■ Brief ■
Select every line containing the word "H₂SO₄" from the material, and copy those lines.

--- The input ---

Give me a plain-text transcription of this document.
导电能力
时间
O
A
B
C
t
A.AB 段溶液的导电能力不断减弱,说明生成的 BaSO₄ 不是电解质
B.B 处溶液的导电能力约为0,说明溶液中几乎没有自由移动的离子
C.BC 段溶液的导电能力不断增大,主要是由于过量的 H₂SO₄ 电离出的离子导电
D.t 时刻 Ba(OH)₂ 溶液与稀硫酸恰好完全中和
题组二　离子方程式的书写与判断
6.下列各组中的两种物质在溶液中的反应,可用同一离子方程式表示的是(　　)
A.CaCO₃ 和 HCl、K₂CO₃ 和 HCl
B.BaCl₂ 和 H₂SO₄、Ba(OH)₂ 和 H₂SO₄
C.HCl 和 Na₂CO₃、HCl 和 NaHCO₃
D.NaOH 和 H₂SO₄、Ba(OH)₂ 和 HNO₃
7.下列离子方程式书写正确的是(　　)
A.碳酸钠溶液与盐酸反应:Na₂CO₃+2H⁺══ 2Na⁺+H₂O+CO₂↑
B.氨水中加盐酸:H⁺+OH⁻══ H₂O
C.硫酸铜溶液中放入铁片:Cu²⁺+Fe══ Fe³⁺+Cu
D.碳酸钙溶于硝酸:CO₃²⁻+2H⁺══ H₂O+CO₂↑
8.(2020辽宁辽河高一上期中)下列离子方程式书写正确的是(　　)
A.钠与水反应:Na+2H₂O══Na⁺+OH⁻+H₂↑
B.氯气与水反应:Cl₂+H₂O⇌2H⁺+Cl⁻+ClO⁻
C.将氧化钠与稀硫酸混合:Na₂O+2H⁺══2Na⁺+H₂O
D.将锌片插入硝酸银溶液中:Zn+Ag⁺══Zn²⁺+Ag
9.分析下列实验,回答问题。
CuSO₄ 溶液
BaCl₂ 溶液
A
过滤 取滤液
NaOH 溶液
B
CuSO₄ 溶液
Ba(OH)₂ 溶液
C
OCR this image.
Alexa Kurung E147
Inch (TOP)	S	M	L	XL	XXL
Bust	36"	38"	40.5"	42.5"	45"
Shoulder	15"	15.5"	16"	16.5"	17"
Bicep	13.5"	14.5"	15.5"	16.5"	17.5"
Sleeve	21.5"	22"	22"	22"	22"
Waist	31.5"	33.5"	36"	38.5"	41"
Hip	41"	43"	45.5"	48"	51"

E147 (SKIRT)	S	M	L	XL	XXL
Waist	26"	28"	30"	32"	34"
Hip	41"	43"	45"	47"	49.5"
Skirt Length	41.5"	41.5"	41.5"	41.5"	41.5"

---

■ Worked solution ■
C.BC 段溶液的导电能力不断增大,主要是由于过量的 H₂SO₄ 电离出的离子导电
B.BaCl₂ 和 H₂SO₄、Ba(OH)₂ 和 H₂SO₄
D.NaOH 和 H₂SO₄、Ba(OH)₂ 和 HNO₃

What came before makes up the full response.